Given problem:
Count lines holding the word "rank". Only the number is wanted.

Records shown:
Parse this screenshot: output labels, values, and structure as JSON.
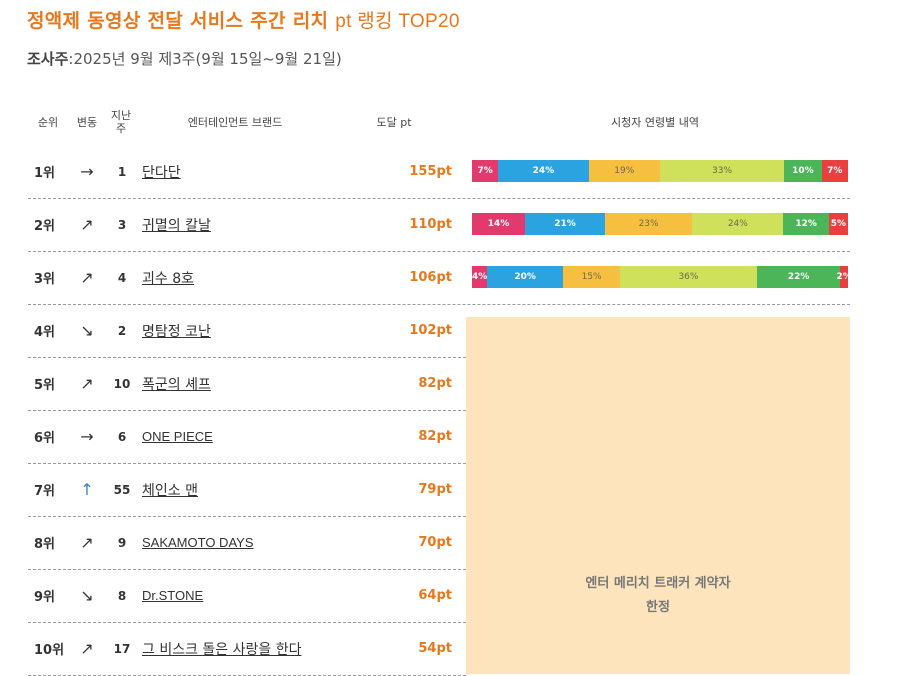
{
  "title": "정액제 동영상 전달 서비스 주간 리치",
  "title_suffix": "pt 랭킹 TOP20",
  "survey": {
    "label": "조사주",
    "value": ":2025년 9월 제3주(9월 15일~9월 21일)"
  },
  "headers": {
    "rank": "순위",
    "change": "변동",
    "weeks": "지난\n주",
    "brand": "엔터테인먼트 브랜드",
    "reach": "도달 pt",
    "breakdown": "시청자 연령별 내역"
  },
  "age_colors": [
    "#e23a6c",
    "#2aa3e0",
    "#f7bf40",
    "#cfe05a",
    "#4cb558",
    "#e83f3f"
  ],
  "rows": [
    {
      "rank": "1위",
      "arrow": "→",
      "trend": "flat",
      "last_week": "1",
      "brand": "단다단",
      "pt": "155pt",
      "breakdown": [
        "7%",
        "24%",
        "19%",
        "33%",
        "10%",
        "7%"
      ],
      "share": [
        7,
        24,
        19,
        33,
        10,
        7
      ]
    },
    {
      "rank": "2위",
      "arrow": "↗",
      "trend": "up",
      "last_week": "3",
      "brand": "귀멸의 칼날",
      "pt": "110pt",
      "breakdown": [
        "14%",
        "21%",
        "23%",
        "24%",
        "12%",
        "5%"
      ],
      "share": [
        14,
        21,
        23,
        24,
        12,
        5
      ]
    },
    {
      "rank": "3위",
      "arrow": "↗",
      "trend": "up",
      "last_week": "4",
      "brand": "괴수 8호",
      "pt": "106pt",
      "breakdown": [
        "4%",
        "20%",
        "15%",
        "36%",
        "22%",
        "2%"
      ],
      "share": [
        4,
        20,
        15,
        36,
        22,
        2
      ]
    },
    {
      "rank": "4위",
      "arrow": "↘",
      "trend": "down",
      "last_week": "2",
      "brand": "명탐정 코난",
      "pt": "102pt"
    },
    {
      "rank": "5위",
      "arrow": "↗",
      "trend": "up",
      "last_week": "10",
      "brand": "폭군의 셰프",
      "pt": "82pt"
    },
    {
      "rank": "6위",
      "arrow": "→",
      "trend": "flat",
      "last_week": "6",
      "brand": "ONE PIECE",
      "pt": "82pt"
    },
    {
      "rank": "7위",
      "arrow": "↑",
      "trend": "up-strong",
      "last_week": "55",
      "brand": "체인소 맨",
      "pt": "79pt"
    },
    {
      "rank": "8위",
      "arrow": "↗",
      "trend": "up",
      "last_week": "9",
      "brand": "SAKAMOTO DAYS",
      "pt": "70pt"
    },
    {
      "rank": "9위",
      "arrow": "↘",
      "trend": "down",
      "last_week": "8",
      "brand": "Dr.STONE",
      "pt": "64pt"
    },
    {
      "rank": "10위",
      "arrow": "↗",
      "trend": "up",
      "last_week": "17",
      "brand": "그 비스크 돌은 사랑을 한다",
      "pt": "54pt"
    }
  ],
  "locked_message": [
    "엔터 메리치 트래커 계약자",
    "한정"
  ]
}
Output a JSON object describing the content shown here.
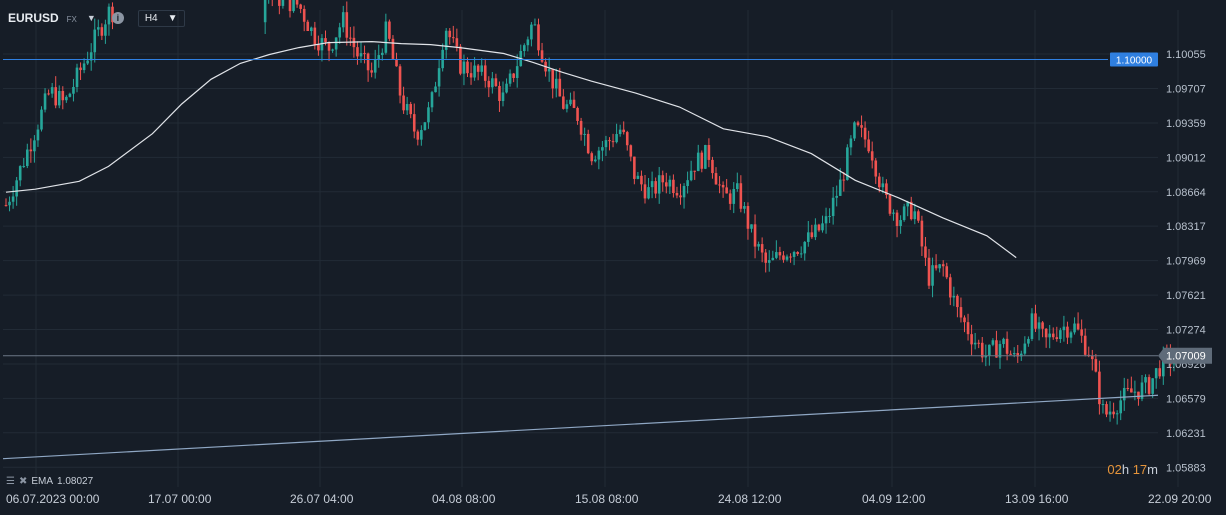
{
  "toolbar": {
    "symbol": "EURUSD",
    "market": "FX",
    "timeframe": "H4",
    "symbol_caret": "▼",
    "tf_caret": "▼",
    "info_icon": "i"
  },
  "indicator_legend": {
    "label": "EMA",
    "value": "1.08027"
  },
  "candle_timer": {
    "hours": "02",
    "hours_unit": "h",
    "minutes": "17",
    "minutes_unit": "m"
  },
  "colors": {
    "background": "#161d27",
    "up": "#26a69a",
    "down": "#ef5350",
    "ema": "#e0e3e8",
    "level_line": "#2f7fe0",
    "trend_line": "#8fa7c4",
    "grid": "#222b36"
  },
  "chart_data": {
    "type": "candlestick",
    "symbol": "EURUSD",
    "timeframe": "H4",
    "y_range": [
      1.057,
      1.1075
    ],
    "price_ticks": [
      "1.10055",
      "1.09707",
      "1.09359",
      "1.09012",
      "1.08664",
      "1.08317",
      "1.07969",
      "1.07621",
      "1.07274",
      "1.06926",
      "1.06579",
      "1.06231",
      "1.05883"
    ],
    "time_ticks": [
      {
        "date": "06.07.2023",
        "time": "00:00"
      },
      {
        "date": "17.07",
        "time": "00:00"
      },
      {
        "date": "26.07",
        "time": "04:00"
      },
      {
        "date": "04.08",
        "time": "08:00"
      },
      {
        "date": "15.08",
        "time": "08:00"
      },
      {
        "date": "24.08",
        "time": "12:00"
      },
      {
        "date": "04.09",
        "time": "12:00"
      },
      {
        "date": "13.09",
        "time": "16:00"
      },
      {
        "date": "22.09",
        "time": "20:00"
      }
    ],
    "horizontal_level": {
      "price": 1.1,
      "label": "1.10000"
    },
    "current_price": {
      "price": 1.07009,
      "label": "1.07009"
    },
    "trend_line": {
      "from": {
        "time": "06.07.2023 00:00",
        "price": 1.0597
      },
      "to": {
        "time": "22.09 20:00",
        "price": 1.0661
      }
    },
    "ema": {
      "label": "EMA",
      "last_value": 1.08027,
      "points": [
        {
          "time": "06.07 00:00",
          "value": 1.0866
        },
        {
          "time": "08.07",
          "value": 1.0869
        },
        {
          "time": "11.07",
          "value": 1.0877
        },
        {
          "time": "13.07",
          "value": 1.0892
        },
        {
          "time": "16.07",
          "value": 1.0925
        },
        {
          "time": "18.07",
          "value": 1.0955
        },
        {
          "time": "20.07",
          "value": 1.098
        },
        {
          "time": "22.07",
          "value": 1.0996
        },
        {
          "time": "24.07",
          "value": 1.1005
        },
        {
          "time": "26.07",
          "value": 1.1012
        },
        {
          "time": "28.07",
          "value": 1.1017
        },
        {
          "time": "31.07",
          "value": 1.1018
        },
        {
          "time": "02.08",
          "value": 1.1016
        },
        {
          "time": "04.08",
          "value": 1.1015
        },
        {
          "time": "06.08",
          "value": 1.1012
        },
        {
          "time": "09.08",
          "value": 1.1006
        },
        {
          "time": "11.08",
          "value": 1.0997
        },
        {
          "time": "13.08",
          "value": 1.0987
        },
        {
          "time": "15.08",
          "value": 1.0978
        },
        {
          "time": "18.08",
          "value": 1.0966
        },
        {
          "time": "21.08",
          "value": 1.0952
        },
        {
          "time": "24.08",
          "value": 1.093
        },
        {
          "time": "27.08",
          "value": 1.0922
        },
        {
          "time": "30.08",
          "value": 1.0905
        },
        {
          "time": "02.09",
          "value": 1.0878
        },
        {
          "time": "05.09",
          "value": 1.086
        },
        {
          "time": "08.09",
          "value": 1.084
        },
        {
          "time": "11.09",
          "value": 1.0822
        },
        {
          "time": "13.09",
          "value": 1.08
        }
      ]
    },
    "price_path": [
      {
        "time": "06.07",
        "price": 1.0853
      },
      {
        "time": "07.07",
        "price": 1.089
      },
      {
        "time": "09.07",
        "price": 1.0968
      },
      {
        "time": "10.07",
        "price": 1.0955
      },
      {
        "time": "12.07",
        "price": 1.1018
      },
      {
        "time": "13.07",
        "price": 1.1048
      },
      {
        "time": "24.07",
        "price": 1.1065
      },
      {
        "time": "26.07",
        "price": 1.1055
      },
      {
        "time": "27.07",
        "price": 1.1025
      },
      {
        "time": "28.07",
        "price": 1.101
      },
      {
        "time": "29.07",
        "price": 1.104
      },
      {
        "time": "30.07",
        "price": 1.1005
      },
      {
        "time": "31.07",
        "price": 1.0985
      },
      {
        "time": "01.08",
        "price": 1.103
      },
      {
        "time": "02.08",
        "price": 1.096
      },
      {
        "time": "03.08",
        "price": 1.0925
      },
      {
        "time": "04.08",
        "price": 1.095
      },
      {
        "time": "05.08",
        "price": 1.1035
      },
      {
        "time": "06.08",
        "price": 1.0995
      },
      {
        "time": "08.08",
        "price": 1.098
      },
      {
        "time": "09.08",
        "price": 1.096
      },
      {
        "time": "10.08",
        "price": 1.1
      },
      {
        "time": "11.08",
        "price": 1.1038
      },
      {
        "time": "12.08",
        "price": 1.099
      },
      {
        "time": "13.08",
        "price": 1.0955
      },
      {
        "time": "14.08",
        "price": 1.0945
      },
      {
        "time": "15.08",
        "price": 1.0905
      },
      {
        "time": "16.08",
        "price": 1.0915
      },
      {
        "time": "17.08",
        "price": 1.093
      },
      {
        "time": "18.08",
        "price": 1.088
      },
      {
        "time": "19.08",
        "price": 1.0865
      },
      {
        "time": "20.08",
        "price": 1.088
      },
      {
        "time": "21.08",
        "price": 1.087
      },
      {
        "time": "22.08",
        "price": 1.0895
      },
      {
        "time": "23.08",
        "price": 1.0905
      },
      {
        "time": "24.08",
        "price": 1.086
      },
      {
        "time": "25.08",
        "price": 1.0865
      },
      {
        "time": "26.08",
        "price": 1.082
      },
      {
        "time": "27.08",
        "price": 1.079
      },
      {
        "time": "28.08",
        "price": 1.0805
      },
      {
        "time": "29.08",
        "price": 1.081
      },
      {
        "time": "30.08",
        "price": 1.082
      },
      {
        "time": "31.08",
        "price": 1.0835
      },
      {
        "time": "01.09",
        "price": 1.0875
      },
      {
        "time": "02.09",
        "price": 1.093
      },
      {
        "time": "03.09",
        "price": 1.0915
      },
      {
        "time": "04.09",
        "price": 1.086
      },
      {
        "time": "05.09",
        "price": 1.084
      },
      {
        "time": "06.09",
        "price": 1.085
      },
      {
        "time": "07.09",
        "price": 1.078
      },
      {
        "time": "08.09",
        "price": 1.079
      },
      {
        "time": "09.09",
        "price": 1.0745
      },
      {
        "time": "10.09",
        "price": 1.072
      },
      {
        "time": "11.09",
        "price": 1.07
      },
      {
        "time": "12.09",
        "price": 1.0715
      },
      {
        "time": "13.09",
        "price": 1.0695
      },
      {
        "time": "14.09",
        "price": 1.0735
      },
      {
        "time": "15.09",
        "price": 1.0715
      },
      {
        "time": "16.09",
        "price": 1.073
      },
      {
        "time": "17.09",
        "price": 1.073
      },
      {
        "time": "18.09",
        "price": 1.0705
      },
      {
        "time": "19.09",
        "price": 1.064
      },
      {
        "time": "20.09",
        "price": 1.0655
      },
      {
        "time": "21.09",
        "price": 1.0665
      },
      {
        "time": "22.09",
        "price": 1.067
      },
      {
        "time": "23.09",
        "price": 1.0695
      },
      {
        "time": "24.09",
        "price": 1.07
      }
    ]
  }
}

Answer below:
11